### Work required
All records are to be retyped faithfully and completely.

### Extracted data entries
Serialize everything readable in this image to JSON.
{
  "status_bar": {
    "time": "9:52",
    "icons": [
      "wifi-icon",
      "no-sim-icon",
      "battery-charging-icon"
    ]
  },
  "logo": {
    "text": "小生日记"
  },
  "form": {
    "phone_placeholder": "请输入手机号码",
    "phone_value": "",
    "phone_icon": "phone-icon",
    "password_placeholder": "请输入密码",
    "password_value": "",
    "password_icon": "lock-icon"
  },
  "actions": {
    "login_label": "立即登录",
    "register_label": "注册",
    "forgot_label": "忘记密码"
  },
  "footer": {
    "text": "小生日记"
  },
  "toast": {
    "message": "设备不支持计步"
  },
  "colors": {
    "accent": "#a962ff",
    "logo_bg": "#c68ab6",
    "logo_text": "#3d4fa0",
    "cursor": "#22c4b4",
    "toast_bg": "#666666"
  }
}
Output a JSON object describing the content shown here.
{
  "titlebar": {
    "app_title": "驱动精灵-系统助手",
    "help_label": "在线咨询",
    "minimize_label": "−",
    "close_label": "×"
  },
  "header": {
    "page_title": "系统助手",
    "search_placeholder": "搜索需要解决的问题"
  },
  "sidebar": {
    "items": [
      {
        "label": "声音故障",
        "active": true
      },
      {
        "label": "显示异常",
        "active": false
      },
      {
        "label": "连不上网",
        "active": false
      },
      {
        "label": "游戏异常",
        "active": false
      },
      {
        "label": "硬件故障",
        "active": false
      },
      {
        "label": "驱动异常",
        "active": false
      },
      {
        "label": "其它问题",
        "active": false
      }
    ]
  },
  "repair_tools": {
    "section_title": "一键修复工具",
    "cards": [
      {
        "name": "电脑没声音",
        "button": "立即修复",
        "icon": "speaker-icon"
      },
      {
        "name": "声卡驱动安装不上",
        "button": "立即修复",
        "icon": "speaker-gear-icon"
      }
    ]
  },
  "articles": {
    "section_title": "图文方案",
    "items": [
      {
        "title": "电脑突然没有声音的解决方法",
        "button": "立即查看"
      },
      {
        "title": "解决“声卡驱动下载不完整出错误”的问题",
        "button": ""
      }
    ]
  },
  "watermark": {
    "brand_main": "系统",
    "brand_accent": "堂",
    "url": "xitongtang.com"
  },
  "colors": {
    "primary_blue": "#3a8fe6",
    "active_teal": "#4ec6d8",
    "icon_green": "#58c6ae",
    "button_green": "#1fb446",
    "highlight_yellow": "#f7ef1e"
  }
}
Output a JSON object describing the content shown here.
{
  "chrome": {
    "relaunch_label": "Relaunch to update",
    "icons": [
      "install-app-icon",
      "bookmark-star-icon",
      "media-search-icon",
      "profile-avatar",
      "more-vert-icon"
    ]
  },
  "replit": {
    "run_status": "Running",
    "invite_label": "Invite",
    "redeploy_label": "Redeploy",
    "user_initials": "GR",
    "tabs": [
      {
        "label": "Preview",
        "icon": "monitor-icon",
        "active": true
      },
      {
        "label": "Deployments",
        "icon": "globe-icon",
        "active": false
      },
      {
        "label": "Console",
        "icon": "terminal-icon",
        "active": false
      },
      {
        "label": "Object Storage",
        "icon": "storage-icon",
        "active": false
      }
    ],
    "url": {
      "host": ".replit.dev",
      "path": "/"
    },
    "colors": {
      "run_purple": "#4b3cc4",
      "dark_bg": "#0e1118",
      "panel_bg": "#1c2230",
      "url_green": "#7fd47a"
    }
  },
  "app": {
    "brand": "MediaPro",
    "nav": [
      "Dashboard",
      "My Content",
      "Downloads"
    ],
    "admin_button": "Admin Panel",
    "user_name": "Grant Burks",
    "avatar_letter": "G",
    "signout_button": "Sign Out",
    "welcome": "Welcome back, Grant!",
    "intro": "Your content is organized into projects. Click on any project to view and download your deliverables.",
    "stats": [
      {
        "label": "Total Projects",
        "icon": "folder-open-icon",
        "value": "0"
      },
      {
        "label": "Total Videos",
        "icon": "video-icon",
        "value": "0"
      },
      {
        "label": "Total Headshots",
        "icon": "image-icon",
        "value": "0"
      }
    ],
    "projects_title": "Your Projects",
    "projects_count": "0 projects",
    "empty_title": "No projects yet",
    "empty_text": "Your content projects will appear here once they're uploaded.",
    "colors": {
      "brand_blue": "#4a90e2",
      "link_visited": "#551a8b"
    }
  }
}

### Task result
Serialize everything readable in this image to JSON.
{
  "status_bar": {
    "time": "9:52",
    "icons": [
      "wifi-icon",
      "no-sim-icon",
      "battery-charging-icon"
    ]
  },
  "logo": {
    "text": "小生日记"
  },
  "form": {
    "phone_placeholder": "请输入手机号码",
    "phone_value": "",
    "phone_icon": "phone-icon",
    "password_placeholder": "请输入密码",
    "password_value": "",
    "password_icon": "lock-icon"
  },
  "actions": {
    "login_label": "立即登录",
    "register_label": "注册",
    "forgot_label": "忘记密码"
  },
  "footer": {
    "text": "小生日记"
  },
  "toast": {
    "message": "设备不支持计步"
  },
  "colors": {
    "accent": "#a962ff",
    "logo_bg": "#c68ab6",
    "logo_text": "#3d4fa0",
    "cursor": "#22c4b4",
    "toast_bg": "#666666"
  }
}
Output a JSON object describing the content shown here.
{
  "titlebar": {
    "app_title": "驱动精灵-系统助手",
    "help_label": "在线咨询",
    "minimize_label": "−",
    "close_label": "×"
  },
  "header": {
    "page_title": "系统助手",
    "search_placeholder": "搜索需要解决的问题"
  },
  "sidebar": {
    "items": [
      {
        "label": "声音故障",
        "active": true
      },
      {
        "label": "显示异常",
        "active": false
      },
      {
        "label": "连不上网",
        "active": false
      },
      {
        "label": "游戏异常",
        "active": false
      },
      {
        "label": "硬件故障",
        "active": false
      },
      {
        "label": "驱动异常",
        "active": false
      },
      {
        "label": "其它问题",
        "active": false
      }
    ]
  },
  "repair_tools": {
    "section_title": "一键修复工具",
    "cards": [
      {
        "name": "电脑没声音",
        "button": "立即修复",
        "icon": "speaker-icon"
      },
      {
        "name": "声卡驱动安装不上",
        "button": "立即修复",
        "icon": "speaker-gear-icon"
      }
    ]
  },
  "articles": {
    "section_title": "图文方案",
    "items": [
      {
        "title": "电脑突然没有声音的解决方法",
        "button": "立即查看"
      },
      {
        "title": "解决“声卡驱动下载不完整出错误”的问题",
        "button": ""
      }
    ]
  },
  "watermark": {
    "brand_main": "系统",
    "brand_accent": "堂",
    "url": "xitongtang.com"
  },
  "colors": {
    "primary_blue": "#3a8fe6",
    "active_teal": "#4ec6d8",
    "icon_green": "#58c6ae",
    "button_green": "#1fb446",
    "highlight_yellow": "#f7ef1e"
  }
}
Output a JSON object describing the content shown here.
{
  "chrome": {
    "relaunch_label": "Relaunch to update",
    "icons": [
      "install-app-icon",
      "bookmark-star-icon",
      "media-search-icon",
      "profile-avatar",
      "more-vert-icon"
    ]
  },
  "replit": {
    "run_status": "Running",
    "invite_label": "Invite",
    "redeploy_label": "Redeploy",
    "user_initials": "GR",
    "tabs": [
      {
        "label": "Preview",
        "icon": "monitor-icon",
        "active": true
      },
      {
        "label": "Deployments",
        "icon": "globe-icon",
        "active": false
      },
      {
        "label": "Console",
        "icon": "terminal-icon",
        "active": false
      },
      {
        "label": "Object Storage",
        "icon": "storage-icon",
        "active": false
      }
    ],
    "url": {
      "host": ".replit.dev",
      "path": "/"
    },
    "colors": {
      "run_purple": "#4b3cc4",
      "dark_bg": "#0e1118",
      "panel_bg": "#1c2230",
      "url_green": "#7fd47a"
    }
  },
  "app": {
    "brand": "MediaPro",
    "nav": [
      "Dashboard",
      "My Content",
      "Downloads"
    ],
    "admin_button": "Admin Panel",
    "user_name": "Grant Burks",
    "avatar_letter": "G",
    "signout_button": "Sign Out",
    "welcome": "Welcome back, Grant!",
    "intro": "Your content is organized into projects. Click on any project to view and download your deliverables.",
    "stats": [
      {
        "label": "Total Projects",
        "icon": "folder-open-icon",
        "value": "0"
      },
      {
        "label": "Total Videos",
        "icon": "video-icon",
        "value": "0"
      },
      {
        "label": "Total Headshots",
        "icon": "image-icon",
        "value": "0"
      }
    ],
    "projects_title": "Your Projects",
    "projects_count": "0 projects",
    "empty_title": "No projects yet",
    "empty_text": "Your content projects will appear here once they're uploaded.",
    "colors": {
      "brand_blue": "#4a90e2",
      "link_visited": "#551a8b"
    }
  }
}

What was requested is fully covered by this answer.